All the entries need to be quoted exactly, apart from the pictures, which you should drop.

start

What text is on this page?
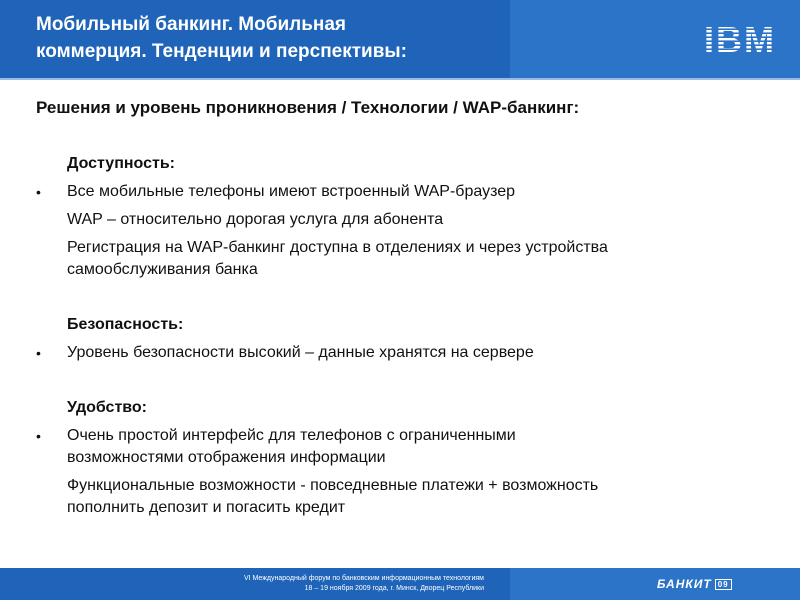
Мобильный банкинг. Мобильная
коммерция. Тенденции и перспективы:	IBM
Решения и уровень проникновения / Технологии / WAP-банкинг:
Доступность:
• Все мобильные телефоны имеют встроенный WAP-браузер
WAP – относительно дорогая услуга для абонента
Регистрация на WAP-банкинг доступна в отделениях и через устройства
самообслуживания банка
Безопасность:
• Уровень безопасности высокий – данные хранятся на сервере
Удобство:
• Очень простой интерфейс для телефонов с ограниченными
возможностями отображения информации
Функциональные возможности - повседневные платежи + возможность
пополнить депозит и погасить кредит
VI Международный форум по банковским информационным технологиям
18 – 19 ноября 2009 года, г. Минск, Дворец Республики	БАНКИТ 09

end

» **RESULT**
What text is on this page?
Мобильный банкинг. Мобильная
коммерция. Тенденции и перспективы:	IBM
Решения и уровень проникновения / Технологии / WAP-банкинг:
Доступность:
• Все мобильные телефоны имеют встроенный WAP-браузер
WAP – относительно дорогая услуга для абонента
Регистрация на WAP-банкинг доступна в отделениях и через устройства
самообслуживания банка
Безопасность:
• Уровень безопасности высокий – данные хранятся на сервере
Удобство:
• Очень простой интерфейс для телефонов с ограниченными
возможностями отображения информации
Функциональные возможности - повседневные платежи + возможность
пополнить депозит и погасить кредит
VI Международный форум по банковским информационным технологиям
18 – 19 ноября 2009 года, г. Минск, Дворец Республики	БАНКИТ 09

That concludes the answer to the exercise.